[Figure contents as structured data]
┌────────
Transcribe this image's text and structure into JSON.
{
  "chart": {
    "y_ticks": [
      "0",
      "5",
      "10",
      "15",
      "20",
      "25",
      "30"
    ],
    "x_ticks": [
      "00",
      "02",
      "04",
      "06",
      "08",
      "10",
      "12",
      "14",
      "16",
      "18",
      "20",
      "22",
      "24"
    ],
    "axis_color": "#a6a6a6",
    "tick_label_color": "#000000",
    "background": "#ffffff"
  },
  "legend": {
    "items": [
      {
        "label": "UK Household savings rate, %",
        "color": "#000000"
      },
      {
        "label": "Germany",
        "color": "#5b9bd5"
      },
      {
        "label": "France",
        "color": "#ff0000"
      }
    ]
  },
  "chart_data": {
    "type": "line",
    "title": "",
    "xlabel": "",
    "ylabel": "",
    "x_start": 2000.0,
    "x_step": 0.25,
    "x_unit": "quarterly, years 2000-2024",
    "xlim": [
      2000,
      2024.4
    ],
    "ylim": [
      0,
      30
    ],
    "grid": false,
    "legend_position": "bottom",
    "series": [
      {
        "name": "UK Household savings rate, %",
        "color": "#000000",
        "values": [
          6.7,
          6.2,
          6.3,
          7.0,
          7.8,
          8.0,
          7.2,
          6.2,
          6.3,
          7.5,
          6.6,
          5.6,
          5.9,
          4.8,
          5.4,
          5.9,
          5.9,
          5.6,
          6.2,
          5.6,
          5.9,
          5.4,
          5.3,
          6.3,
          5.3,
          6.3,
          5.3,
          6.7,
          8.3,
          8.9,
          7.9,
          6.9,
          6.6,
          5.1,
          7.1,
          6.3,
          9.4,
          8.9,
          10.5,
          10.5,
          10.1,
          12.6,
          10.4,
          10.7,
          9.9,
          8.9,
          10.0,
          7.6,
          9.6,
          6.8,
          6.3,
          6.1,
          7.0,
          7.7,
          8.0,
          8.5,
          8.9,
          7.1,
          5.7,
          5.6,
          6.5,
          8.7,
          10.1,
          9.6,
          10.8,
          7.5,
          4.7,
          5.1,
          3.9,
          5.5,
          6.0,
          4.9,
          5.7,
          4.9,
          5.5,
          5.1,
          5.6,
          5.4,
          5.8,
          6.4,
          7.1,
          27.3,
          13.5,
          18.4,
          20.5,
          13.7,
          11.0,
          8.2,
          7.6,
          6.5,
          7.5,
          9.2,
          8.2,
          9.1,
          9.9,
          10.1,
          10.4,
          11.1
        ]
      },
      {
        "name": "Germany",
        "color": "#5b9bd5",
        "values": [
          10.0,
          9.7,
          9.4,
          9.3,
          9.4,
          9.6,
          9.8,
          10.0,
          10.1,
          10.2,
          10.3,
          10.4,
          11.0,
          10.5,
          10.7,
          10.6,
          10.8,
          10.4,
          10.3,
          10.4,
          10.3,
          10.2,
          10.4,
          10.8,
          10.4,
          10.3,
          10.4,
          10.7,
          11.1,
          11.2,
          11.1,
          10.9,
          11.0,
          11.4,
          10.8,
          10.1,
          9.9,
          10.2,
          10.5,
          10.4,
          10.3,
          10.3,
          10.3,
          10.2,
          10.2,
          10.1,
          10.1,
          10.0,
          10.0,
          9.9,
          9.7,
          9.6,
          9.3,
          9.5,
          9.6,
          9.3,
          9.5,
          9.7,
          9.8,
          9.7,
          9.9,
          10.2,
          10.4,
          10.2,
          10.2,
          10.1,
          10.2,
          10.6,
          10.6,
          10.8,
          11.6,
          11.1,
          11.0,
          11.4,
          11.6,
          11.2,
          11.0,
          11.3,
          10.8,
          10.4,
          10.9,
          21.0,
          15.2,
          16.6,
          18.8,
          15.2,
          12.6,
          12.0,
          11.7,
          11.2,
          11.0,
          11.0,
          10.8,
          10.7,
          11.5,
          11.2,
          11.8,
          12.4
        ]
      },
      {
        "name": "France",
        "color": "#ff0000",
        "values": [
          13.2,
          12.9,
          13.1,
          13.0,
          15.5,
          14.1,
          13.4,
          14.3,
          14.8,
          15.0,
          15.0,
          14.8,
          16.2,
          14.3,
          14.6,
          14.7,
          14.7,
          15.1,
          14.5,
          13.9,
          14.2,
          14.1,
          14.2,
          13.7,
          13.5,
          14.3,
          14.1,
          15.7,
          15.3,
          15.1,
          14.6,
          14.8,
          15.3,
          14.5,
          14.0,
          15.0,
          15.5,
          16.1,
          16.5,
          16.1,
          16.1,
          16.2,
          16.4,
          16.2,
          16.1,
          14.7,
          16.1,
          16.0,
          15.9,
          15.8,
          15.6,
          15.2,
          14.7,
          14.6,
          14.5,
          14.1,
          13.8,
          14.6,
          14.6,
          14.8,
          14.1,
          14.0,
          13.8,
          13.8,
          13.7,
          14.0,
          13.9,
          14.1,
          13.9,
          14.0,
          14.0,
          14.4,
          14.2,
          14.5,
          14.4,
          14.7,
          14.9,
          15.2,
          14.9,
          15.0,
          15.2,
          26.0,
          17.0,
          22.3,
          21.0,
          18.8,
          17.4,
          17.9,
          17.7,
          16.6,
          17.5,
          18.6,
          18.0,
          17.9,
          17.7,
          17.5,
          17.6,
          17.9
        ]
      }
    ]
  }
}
└────────
REQUIRED TASK> Above are the records; copy all of them exactly.

THE ANSWER>
Transcribe this image's text and structure into JSON.
{
  "chart": {
    "y_ticks": [
      "0",
      "5",
      "10",
      "15",
      "20",
      "25",
      "30"
    ],
    "x_ticks": [
      "00",
      "02",
      "04",
      "06",
      "08",
      "10",
      "12",
      "14",
      "16",
      "18",
      "20",
      "22",
      "24"
    ],
    "axis_color": "#a6a6a6",
    "tick_label_color": "#000000",
    "background": "#ffffff"
  },
  "legend": {
    "items": [
      {
        "label": "UK Household savings rate, %",
        "color": "#000000"
      },
      {
        "label": "Germany",
        "color": "#5b9bd5"
      },
      {
        "label": "France",
        "color": "#ff0000"
      }
    ]
  },
  "chart_data": {
    "type": "line",
    "title": "",
    "xlabel": "",
    "ylabel": "",
    "x_start": 2000.0,
    "x_step": 0.25,
    "x_unit": "quarterly, years 2000-2024",
    "xlim": [
      2000,
      2024.4
    ],
    "ylim": [
      0,
      30
    ],
    "grid": false,
    "legend_position": "bottom",
    "series": [
      {
        "name": "UK Household savings rate, %",
        "color": "#000000",
        "values": [
          6.7,
          6.2,
          6.3,
          7.0,
          7.8,
          8.0,
          7.2,
          6.2,
          6.3,
          7.5,
          6.6,
          5.6,
          5.9,
          4.8,
          5.4,
          5.9,
          5.9,
          5.6,
          6.2,
          5.6,
          5.9,
          5.4,
          5.3,
          6.3,
          5.3,
          6.3,
          5.3,
          6.7,
          8.3,
          8.9,
          7.9,
          6.9,
          6.6,
          5.1,
          7.1,
          6.3,
          9.4,
          8.9,
          10.5,
          10.5,
          10.1,
          12.6,
          10.4,
          10.7,
          9.9,
          8.9,
          10.0,
          7.6,
          9.6,
          6.8,
          6.3,
          6.1,
          7.0,
          7.7,
          8.0,
          8.5,
          8.9,
          7.1,
          5.7,
          5.6,
          6.5,
          8.7,
          10.1,
          9.6,
          10.8,
          7.5,
          4.7,
          5.1,
          3.9,
          5.5,
          6.0,
          4.9,
          5.7,
          4.9,
          5.5,
          5.1,
          5.6,
          5.4,
          5.8,
          6.4,
          7.1,
          27.3,
          13.5,
          18.4,
          20.5,
          13.7,
          11.0,
          8.2,
          7.6,
          6.5,
          7.5,
          9.2,
          8.2,
          9.1,
          9.9,
          10.1,
          10.4,
          11.1
        ]
      },
      {
        "name": "Germany",
        "color": "#5b9bd5",
        "values": [
          10.0,
          9.7,
          9.4,
          9.3,
          9.4,
          9.6,
          9.8,
          10.0,
          10.1,
          10.2,
          10.3,
          10.4,
          11.0,
          10.5,
          10.7,
          10.6,
          10.8,
          10.4,
          10.3,
          10.4,
          10.3,
          10.2,
          10.4,
          10.8,
          10.4,
          10.3,
          10.4,
          10.7,
          11.1,
          11.2,
          11.1,
          10.9,
          11.0,
          11.4,
          10.8,
          10.1,
          9.9,
          10.2,
          10.5,
          10.4,
          10.3,
          10.3,
          10.3,
          10.2,
          10.2,
          10.1,
          10.1,
          10.0,
          10.0,
          9.9,
          9.7,
          9.6,
          9.3,
          9.5,
          9.6,
          9.3,
          9.5,
          9.7,
          9.8,
          9.7,
          9.9,
          10.2,
          10.4,
          10.2,
          10.2,
          10.1,
          10.2,
          10.6,
          10.6,
          10.8,
          11.6,
          11.1,
          11.0,
          11.4,
          11.6,
          11.2,
          11.0,
          11.3,
          10.8,
          10.4,
          10.9,
          21.0,
          15.2,
          16.6,
          18.8,
          15.2,
          12.6,
          12.0,
          11.7,
          11.2,
          11.0,
          11.0,
          10.8,
          10.7,
          11.5,
          11.2,
          11.8,
          12.4
        ]
      },
      {
        "name": "France",
        "color": "#ff0000",
        "values": [
          13.2,
          12.9,
          13.1,
          13.0,
          15.5,
          14.1,
          13.4,
          14.3,
          14.8,
          15.0,
          15.0,
          14.8,
          16.2,
          14.3,
          14.6,
          14.7,
          14.7,
          15.1,
          14.5,
          13.9,
          14.2,
          14.1,
          14.2,
          13.7,
          13.5,
          14.3,
          14.1,
          15.7,
          15.3,
          15.1,
          14.6,
          14.8,
          15.3,
          14.5,
          14.0,
          15.0,
          15.5,
          16.1,
          16.5,
          16.1,
          16.1,
          16.2,
          16.4,
          16.2,
          16.1,
          14.7,
          16.1,
          16.0,
          15.9,
          15.8,
          15.6,
          15.2,
          14.7,
          14.6,
          14.5,
          14.1,
          13.8,
          14.6,
          14.6,
          14.8,
          14.1,
          14.0,
          13.8,
          13.8,
          13.7,
          14.0,
          13.9,
          14.1,
          13.9,
          14.0,
          14.0,
          14.4,
          14.2,
          14.5,
          14.4,
          14.7,
          14.9,
          15.2,
          14.9,
          15.0,
          15.2,
          26.0,
          17.0,
          22.3,
          21.0,
          18.8,
          17.4,
          17.9,
          17.7,
          16.6,
          17.5,
          18.6,
          18.0,
          17.9,
          17.7,
          17.5,
          17.6,
          17.9
        ]
      }
    ]
  }
}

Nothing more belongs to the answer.